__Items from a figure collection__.

* Start *

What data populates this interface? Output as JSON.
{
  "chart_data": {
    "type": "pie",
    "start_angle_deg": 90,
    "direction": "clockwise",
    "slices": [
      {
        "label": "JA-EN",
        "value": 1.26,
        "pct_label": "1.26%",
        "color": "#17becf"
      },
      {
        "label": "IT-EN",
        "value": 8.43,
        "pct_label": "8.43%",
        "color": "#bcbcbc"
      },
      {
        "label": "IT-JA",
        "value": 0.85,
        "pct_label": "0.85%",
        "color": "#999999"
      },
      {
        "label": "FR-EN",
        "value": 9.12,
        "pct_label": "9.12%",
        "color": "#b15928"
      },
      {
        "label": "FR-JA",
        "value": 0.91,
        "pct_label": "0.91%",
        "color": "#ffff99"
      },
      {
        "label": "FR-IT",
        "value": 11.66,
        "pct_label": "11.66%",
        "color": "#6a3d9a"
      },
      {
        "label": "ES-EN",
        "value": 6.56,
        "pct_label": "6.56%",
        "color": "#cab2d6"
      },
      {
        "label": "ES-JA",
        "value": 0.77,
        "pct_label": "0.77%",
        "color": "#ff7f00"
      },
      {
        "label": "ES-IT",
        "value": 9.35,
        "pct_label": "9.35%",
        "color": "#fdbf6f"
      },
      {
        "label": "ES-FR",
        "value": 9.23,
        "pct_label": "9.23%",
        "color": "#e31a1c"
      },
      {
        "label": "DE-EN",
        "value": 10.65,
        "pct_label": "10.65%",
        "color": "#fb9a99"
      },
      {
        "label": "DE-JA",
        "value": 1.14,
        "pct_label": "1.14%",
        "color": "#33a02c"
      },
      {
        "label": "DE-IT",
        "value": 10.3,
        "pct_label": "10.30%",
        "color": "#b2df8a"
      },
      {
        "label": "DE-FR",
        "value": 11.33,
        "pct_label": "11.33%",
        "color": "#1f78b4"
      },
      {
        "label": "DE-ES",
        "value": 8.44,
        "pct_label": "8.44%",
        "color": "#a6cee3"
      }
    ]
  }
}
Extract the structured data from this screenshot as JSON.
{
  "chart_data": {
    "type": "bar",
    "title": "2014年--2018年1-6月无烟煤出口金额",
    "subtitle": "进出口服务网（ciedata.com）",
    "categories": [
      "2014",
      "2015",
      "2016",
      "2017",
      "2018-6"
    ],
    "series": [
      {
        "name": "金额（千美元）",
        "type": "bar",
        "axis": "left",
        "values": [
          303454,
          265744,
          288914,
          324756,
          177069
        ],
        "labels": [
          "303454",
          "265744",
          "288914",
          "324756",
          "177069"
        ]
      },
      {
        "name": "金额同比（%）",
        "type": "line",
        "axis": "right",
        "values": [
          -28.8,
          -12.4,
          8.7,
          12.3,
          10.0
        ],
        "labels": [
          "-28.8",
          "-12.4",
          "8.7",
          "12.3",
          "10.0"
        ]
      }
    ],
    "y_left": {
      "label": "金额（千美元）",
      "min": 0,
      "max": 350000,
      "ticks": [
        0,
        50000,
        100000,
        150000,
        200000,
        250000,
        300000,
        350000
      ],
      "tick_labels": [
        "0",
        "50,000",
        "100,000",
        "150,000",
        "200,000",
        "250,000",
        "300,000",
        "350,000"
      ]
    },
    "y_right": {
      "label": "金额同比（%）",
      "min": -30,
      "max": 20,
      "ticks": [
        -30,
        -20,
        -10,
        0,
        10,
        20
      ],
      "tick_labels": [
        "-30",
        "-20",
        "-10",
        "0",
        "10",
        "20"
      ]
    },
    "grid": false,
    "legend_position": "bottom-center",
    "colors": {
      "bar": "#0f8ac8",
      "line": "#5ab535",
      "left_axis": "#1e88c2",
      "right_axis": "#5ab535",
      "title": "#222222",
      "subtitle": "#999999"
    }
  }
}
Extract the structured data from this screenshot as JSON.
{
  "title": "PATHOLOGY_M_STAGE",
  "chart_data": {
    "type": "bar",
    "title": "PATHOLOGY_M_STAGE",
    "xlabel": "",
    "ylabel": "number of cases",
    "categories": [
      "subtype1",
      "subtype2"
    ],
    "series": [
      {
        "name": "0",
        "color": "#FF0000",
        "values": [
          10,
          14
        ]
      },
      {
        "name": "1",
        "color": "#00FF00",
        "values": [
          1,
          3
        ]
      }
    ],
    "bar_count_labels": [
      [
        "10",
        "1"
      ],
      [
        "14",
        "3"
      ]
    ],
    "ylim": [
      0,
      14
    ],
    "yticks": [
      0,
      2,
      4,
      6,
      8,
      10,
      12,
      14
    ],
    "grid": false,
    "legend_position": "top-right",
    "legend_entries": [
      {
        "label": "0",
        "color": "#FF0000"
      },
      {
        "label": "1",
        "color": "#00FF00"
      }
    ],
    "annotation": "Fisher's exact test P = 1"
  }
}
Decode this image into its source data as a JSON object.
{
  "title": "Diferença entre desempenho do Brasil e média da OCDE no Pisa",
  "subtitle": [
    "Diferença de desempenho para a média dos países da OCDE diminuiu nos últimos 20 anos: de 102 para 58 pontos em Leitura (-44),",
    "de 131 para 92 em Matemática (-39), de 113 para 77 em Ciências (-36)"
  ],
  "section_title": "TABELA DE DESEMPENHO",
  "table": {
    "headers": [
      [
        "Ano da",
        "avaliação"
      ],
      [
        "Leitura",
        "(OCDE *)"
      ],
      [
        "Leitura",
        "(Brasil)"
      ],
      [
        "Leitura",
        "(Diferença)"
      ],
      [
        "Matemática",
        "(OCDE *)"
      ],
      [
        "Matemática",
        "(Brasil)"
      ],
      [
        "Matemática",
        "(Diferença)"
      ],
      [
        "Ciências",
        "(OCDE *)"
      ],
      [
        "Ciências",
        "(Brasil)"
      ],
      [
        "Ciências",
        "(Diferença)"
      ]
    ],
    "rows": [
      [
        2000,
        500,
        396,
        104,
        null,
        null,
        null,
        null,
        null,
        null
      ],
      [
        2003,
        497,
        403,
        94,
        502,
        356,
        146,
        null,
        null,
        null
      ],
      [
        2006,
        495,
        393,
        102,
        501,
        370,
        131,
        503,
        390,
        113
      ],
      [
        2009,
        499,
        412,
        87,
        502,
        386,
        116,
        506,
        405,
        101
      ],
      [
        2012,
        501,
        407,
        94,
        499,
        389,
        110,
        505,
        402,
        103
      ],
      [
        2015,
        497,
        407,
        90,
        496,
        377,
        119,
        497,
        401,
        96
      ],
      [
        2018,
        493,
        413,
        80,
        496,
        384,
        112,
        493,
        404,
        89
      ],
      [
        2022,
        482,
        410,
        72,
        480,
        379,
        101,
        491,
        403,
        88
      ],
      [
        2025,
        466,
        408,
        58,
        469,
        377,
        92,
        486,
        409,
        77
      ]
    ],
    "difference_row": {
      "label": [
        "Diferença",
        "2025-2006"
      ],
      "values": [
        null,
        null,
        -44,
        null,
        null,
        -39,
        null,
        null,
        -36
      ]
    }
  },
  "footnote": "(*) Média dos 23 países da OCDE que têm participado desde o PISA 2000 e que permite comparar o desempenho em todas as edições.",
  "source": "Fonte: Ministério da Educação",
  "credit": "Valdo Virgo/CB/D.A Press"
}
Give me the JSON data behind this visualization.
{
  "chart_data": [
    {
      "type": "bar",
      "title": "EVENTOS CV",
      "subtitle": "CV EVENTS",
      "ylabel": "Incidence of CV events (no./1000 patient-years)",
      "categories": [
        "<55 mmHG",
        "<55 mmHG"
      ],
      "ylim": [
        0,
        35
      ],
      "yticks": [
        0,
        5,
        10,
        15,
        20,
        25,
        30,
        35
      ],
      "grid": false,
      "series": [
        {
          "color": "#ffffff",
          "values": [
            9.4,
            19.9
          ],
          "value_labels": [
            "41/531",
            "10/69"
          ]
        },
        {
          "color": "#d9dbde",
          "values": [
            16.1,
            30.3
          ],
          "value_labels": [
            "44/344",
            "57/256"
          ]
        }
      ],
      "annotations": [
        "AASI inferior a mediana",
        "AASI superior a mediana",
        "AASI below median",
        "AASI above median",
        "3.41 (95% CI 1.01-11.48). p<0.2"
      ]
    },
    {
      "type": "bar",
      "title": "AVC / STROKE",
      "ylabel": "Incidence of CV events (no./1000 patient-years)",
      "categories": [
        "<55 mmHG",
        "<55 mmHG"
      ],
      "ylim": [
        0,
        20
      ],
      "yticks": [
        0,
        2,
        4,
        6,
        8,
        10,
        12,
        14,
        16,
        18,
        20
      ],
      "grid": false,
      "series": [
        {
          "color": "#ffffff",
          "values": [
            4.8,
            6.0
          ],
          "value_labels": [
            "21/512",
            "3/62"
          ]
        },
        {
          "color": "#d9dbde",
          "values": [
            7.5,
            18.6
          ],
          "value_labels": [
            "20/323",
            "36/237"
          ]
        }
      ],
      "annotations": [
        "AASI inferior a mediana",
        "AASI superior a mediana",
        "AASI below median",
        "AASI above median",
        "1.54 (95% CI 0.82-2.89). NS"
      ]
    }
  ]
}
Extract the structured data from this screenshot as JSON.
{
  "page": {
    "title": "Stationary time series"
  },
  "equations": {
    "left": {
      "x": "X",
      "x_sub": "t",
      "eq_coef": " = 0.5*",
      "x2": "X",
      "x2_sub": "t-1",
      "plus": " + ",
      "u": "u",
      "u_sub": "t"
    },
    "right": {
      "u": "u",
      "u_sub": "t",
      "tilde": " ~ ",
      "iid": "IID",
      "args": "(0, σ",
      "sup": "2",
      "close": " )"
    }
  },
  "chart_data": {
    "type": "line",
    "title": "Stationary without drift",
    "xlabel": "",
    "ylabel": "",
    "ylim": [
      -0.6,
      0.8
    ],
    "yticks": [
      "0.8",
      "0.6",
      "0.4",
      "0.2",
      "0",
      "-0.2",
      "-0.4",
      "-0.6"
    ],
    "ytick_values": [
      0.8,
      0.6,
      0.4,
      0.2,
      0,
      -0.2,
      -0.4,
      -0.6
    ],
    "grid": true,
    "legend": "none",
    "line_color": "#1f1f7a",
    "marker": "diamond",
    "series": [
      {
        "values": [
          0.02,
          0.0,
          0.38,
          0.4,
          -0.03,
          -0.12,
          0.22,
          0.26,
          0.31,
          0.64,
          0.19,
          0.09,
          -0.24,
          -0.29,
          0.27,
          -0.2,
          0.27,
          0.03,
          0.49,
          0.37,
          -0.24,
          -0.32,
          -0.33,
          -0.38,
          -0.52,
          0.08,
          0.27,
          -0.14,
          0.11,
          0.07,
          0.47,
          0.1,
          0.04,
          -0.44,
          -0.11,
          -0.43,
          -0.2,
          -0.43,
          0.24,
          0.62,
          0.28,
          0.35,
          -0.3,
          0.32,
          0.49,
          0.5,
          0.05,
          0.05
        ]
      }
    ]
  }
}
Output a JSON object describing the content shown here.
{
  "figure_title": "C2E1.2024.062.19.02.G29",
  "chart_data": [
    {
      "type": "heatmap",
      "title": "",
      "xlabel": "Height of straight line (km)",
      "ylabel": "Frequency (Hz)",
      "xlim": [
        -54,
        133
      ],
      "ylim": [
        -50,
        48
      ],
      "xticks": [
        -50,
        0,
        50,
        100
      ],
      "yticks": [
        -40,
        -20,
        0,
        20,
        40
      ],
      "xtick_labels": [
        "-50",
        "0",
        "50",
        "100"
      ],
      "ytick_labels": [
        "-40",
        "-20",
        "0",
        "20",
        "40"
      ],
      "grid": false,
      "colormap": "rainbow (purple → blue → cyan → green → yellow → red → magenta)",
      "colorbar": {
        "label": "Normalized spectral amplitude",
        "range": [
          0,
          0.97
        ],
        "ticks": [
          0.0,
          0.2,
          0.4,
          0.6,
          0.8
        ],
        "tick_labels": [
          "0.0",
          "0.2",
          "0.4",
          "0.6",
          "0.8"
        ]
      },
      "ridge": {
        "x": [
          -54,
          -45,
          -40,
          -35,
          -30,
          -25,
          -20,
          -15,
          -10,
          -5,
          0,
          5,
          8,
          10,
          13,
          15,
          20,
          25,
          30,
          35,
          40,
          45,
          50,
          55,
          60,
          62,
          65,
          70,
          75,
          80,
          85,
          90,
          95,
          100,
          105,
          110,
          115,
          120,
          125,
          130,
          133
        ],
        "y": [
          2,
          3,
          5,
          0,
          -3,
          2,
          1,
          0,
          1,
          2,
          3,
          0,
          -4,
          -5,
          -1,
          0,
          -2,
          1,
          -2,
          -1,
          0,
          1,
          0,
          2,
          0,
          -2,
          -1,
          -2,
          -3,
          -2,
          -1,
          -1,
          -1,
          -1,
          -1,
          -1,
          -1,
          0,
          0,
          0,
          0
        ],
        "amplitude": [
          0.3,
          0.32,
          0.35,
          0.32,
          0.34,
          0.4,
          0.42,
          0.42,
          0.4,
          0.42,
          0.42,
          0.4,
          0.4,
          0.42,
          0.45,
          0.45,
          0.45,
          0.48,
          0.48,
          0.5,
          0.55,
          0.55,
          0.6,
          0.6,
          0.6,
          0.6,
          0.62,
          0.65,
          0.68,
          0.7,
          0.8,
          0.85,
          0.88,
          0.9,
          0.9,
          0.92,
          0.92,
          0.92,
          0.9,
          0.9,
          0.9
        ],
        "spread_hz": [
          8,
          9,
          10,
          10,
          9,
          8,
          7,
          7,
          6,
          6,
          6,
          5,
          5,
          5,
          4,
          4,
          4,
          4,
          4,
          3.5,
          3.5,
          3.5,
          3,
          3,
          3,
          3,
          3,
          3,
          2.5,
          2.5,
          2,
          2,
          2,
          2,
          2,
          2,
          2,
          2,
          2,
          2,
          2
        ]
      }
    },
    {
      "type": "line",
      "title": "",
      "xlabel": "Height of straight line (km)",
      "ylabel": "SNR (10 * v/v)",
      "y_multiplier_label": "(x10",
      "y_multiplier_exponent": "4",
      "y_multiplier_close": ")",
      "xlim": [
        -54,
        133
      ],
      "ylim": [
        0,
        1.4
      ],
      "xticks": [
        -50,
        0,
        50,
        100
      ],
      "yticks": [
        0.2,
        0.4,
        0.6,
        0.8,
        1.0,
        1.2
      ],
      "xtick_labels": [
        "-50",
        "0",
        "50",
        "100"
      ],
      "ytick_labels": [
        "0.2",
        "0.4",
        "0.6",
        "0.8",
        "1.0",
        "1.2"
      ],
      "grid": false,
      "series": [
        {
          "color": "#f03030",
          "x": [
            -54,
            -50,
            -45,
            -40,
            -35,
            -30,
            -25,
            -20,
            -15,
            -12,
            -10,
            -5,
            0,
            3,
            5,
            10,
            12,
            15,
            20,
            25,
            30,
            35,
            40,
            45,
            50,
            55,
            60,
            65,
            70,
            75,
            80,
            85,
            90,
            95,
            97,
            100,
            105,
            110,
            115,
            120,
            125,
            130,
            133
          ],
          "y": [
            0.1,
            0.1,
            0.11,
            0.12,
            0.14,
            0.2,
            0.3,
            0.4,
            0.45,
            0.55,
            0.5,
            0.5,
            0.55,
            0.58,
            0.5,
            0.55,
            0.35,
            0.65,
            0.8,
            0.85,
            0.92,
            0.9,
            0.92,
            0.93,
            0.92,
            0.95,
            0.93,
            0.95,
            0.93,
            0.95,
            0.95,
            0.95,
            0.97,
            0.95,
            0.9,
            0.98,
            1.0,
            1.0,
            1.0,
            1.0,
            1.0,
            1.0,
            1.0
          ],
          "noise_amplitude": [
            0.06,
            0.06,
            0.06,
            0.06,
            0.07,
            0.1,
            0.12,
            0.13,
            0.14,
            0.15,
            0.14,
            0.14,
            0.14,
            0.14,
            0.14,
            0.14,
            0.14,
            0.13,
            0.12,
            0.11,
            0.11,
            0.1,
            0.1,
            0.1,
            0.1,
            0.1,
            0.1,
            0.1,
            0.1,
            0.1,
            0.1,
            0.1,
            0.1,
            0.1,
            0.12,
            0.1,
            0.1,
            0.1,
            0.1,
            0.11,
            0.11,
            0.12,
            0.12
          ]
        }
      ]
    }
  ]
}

* End *

__AIM OF THE EXERCISE__. Copy each line of the listing that includes "países".

__THE REPLY__.
    "Diferença de desempenho para a média dos países da OCDE diminuiu nos últimos 20 anos: de 102 para 58 pontos em Leitura (-44),",
  "footnote": "(*) Média dos 23 países da OCDE que têm participado desde o PISA 2000 e que permite comparar o desempenho em todas as edições.",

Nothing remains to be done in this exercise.